*What is expected:* Reproduce the listing word for word, leaving every picture behind.

*Stored records:*
________________________________________

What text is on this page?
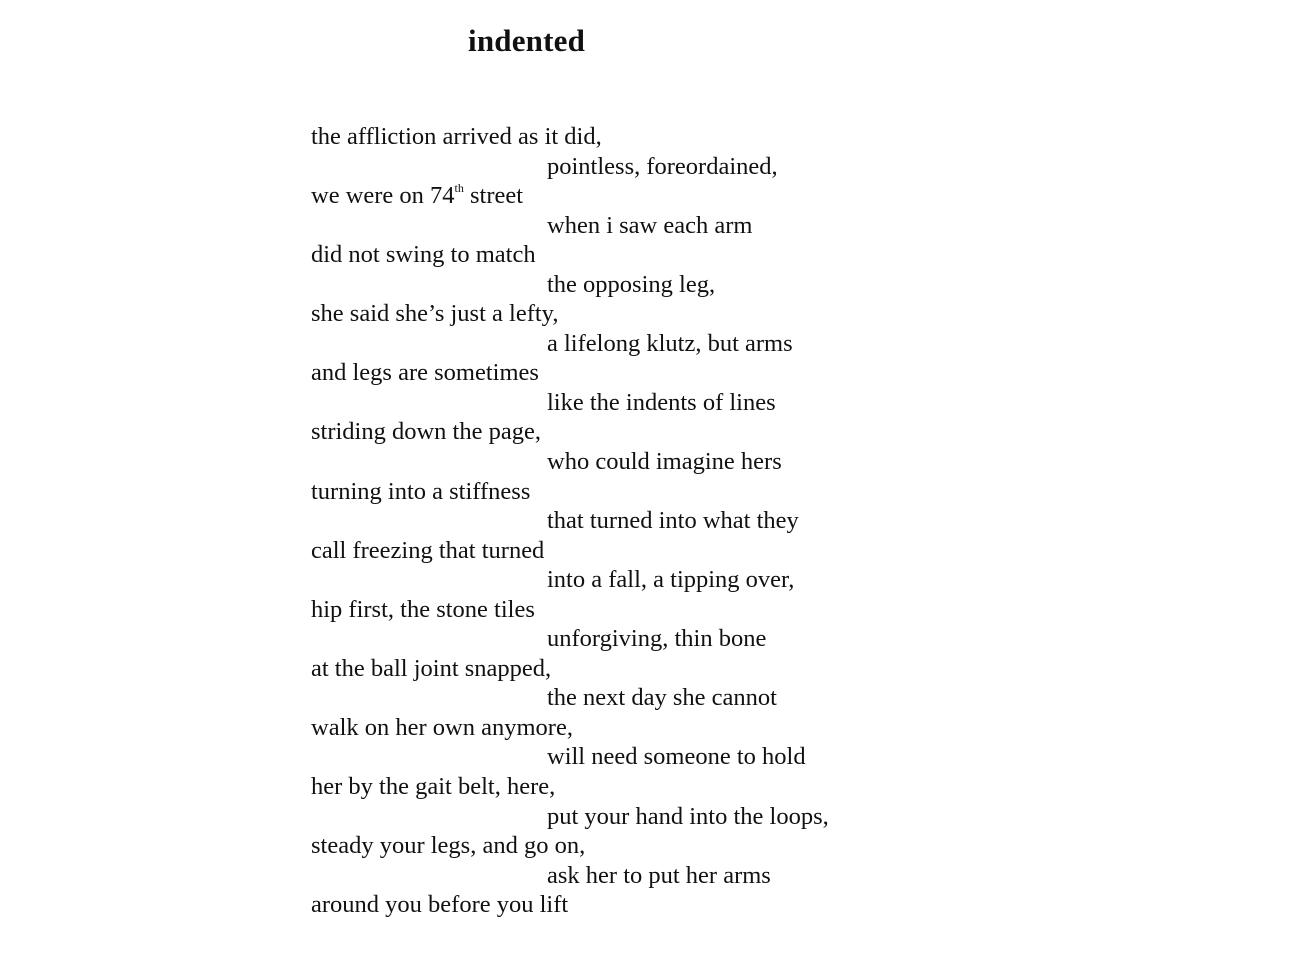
indented
the affliction arrived as it did,
pointless, foreordained,
we were on 74th street
when i saw each arm
did not swing to match
the opposing leg,
she said she’s just a lefty,
a lifelong klutz, but arms
and legs are sometimes
like the indents of lines
striding down the page,
who could imagine hers
turning into a stiffness
that turned into what they
call freezing that turned
into a fall, a tipping over,
hip first, the stone tiles
unforgiving, thin bone
at the ball joint snapped,
the next day she cannot
walk on her own anymore,
will need someone to hold
her by the gait belt, here,
put your hand into the loops,
steady your legs, and go on,
ask her to put her arms
around you before you lift
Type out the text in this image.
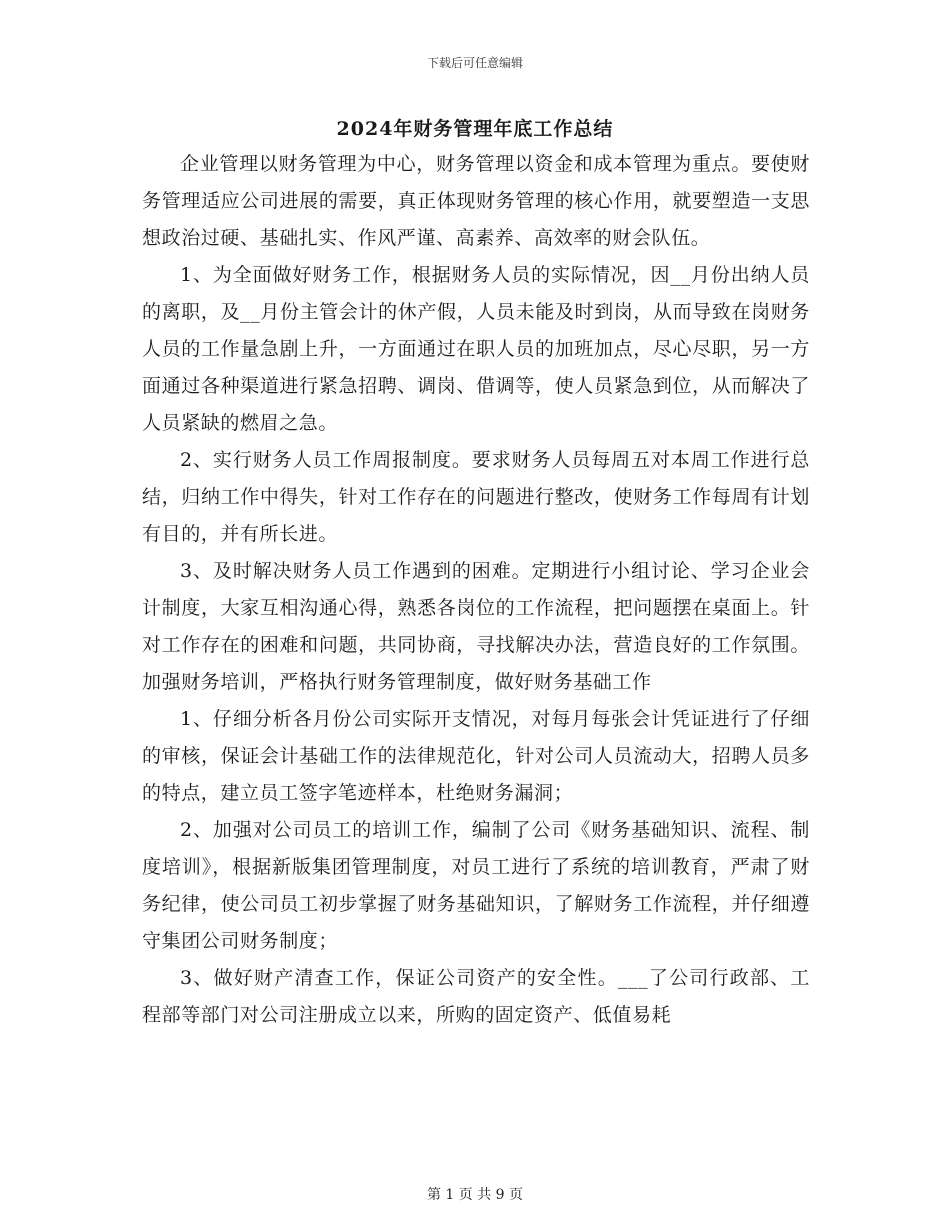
下载后可任意编辑
2024年财务管理年底工作总结

企业管理以财务管理为中心，财务管理以资金和成本管理为重点。要使财务管理适应公司进展的需要，真正体现财务管理的核心作用，就要塑造一支思想政治过硬、基础扎实、作风严谨、高素养、高效率的财会队伍。

1、为全面做好财务工作，根据财务人员的实际情况，因__月份出纳人员的离职，及__月份主管会计的休产假，人员未能及时到岗，从而导致在岗财务人员的工作量急剧上升，一方面通过在职人员的加班加点，尽心尽职，另一方面通过各种渠道进行紧急招聘、调岗、借调等，使人员紧急到位，从而解决了人员紧缺的燃眉之急。

2、实行财务人员工作周报制度。要求财务人员每周五对本周工作进行总结，归纳工作中得失，针对工作存在的问题进行整改，使财务工作每周有计划有目的，并有所长进。

3、及时解决财务人员工作遇到的困难。定期进行小组讨论、学习企业会计制度，大家互相沟通心得，熟悉各岗位的工作流程，把问题摆在桌面上。针对工作存在的困难和问题，共同协商，寻找解决办法，营造良好的工作氛围。加强财务培训，严格执行财务管理制度，做好财务基础工作

1、仔细分析各月份公司实际开支情况，对每月每张会计凭证进行了仔细的审核，保证会计基础工作的法律规范化，针对公司人员流动大，招聘人员多的特点，建立员工签字笔迹样本，杜绝财务漏洞；

2、加强对公司员工的培训工作，编制了公司《财务基础知识、流程、制度培训》，根据新版集团管理制度，对员工进行了系统的培训教育，严肃了财务纪律，使公司员工初步掌握了财务基础知识，了解财务工作流程，并仔细遵守集团公司财务制度；

3、做好财产清查工作，保证公司资产的安全性。___了公司行政部、工程部等部门对公司注册成立以来，所购的固定资产、低值易耗

第 1 页 共 9 页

________________________________________

*Written response:*
What text is on this page?
indented
the affliction arrived as it did,
pointless, foreordained,
we were on 74th street
when i saw each arm
did not swing to match
the opposing leg,
she said she’s just a lefty,
a lifelong klutz, but arms
and legs are sometimes
like the indents of lines
striding down the page,
who could imagine hers
turning into a stiffness
that turned into what they
call freezing that turned
into a fall, a tipping over,
hip first, the stone tiles
unforgiving, thin bone
at the ball joint snapped,
the next day she cannot
walk on her own anymore,
will need someone to hold
her by the gait belt, here,
put your hand into the loops,
steady your legs, and go on,
ask her to put her arms
around you before you lift
Type out the text in this image.
下载后可任意编辑
2024年财务管理年底工作总结

企业管理以财务管理为中心，财务管理以资金和成本管理为重点。要使财务管理适应公司进展的需要，真正体现财务管理的核心作用，就要塑造一支思想政治过硬、基础扎实、作风严谨、高素养、高效率的财会队伍。

1、为全面做好财务工作，根据财务人员的实际情况，因__月份出纳人员的离职，及__月份主管会计的休产假，人员未能及时到岗，从而导致在岗财务人员的工作量急剧上升，一方面通过在职人员的加班加点，尽心尽职，另一方面通过各种渠道进行紧急招聘、调岗、借调等，使人员紧急到位，从而解决了人员紧缺的燃眉之急。

2、实行财务人员工作周报制度。要求财务人员每周五对本周工作进行总结，归纳工作中得失，针对工作存在的问题进行整改，使财务工作每周有计划有目的，并有所长进。

3、及时解决财务人员工作遇到的困难。定期进行小组讨论、学习企业会计制度，大家互相沟通心得，熟悉各岗位的工作流程，把问题摆在桌面上。针对工作存在的困难和问题，共同协商，寻找解决办法，营造良好的工作氛围。加强财务培训，严格执行财务管理制度，做好财务基础工作

1、仔细分析各月份公司实际开支情况，对每月每张会计凭证进行了仔细的审核，保证会计基础工作的法律规范化，针对公司人员流动大，招聘人员多的特点，建立员工签字笔迹样本，杜绝财务漏洞；

2、加强对公司员工的培训工作，编制了公司《财务基础知识、流程、制度培训》，根据新版集团管理制度，对员工进行了系统的培训教育，严肃了财务纪律，使公司员工初步掌握了财务基础知识，了解财务工作流程，并仔细遵守集团公司财务制度；

3、做好财产清查工作，保证公司资产的安全性。___了公司行政部、工程部等部门对公司注册成立以来，所购的固定资产、低值易耗

第 1 页 共 9 页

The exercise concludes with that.